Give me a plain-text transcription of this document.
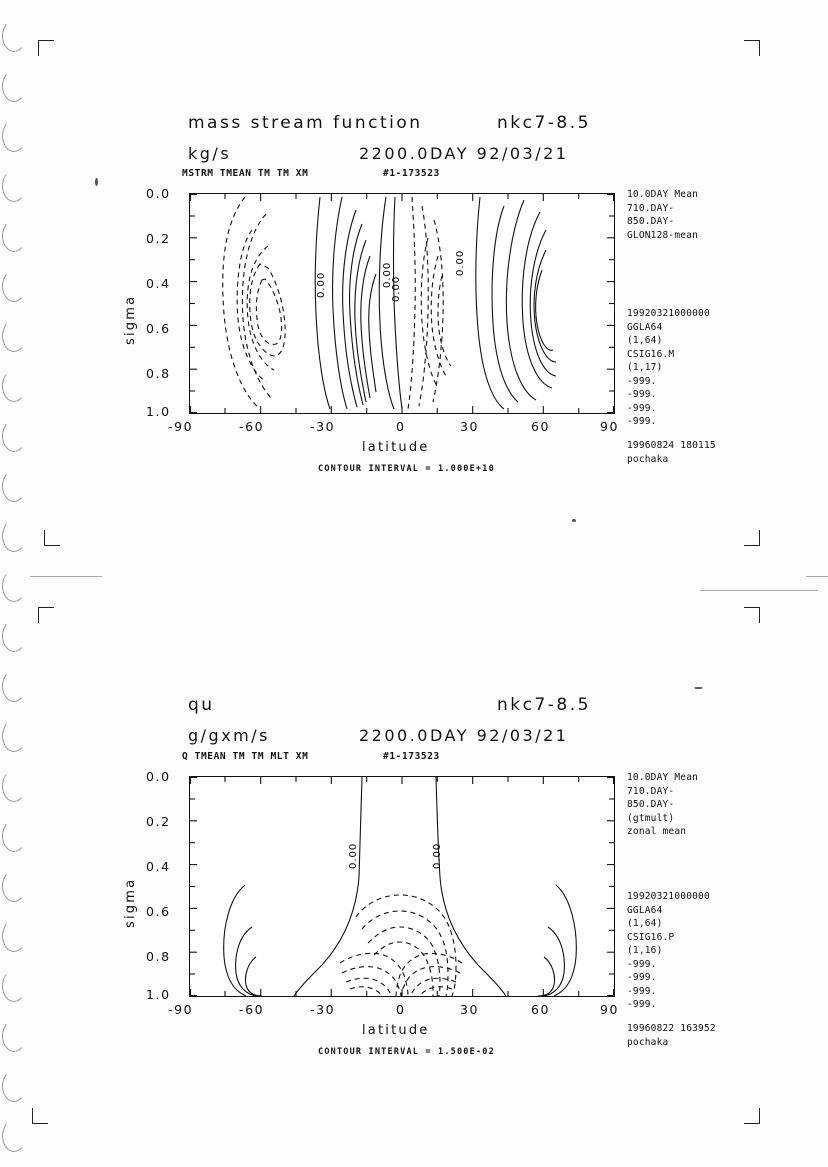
mass stream function	nkc7-8.5
kg/s	2200.0DAY 92/03/21
MSTRM TMEAN TM TM XM	#1-173523
sigma
0.0
0.2
0.4
0.6
0.8
1.0
0.00	0.00
0.00
0.00
-90	-60	-30	0	30	60	90
latitude
CONTOUR INTERVAL = 1.000E+10
10.0DAY Mean
710.DAY-
850.DAY-
GLON128-mean
19920321000000
GGLA64
(1,64)
CSIG16.M
(1,17)
-999.
-999.
-999.
-999.
19960824 180115
pochaka
qu	nkc7-8.5
g/gxm/s	2200.0DAY 92/03/21
Q TMEAN TM TM MLT XM	#1-173523
sigma
0.0
0.2
0.4
0.6
0.8
1.0
0.00	0.00
-90	-60	-30	0	30	60	90
latitude
CONTOUR INTERVAL = 1.500E-02
10.0DAY Mean
710.DAY-
850.DAY-
(gtmult)
zonal mean
19920321000000
GGLA64
(1,64)
CSIG16.P
(1,16)
-999.
-999.
-999.
-999.
19960822 163952
pochaka
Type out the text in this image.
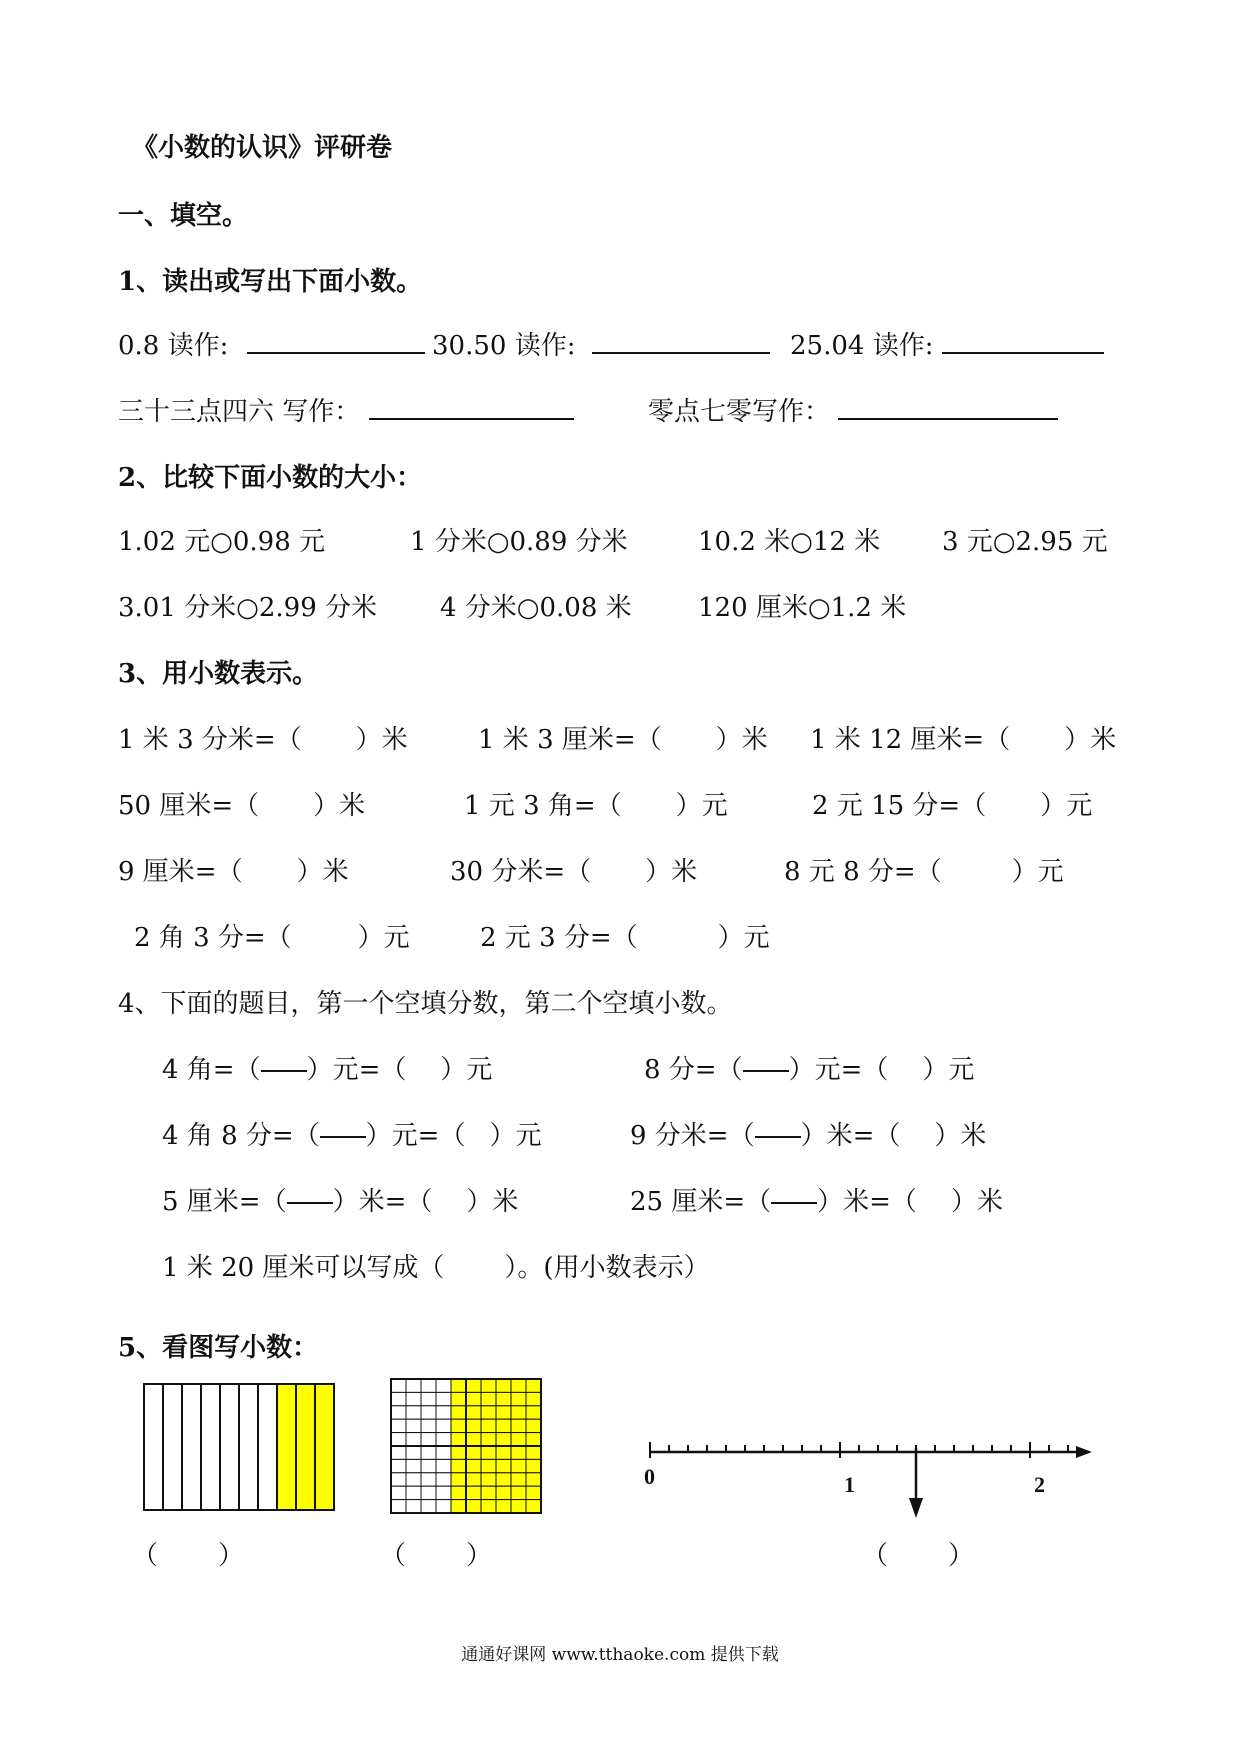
《小数的认识》评研卷
一、填空。
1、读出或写出下面小数。
0.8 读作:	30.50 读作:	25.04 读作:
三十三点四六 写作：	零点七零写作：
2、比较下面小数的大小：
1.02 元○0.98 元	1 分米○0.89 分米	10.2 米○12 米 3 元○2.95 元
3.01 分米○2.99 分米 4 分米○0.08 米	120 厘米○1.2 米
3、用小数表示。
1 米 3 分米=（ ）米	1 米 3 厘米=（ ）米 1 米 12 厘米=（ ）米
50 厘米=（ ）米	1 元 3 角=（ ）元	2 元 15 分=（ ）元
9 厘米=（ ）米	30 分米=（ ）米	8 元 8 分=（	）元
2 角 3 分=（	）元	2 元 3 分=（	）元
4、下面的题目，第一个空填分数，第二个空填小数。
4 角=（ ）元=（ ）元	8 分=（ ）元=（ ）元
4 角 8 分=（ ）元=（ ）元	9 分米=（ ）米=（ ）米
5 厘米=（ ）米=（ ）米	25 厘米=（ ）米=（ ）米
1 米 20 厘米可以写成（ ）。(用小数表示）
5、看图写小数：
0	1	2
（ ）	（ ）	（ ）
通通好课网 www.tthaoke.com 提供下载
____________________
Provide the number of lines in the data above that contain the string "TMEAN", and nothing else.

Written solution: 2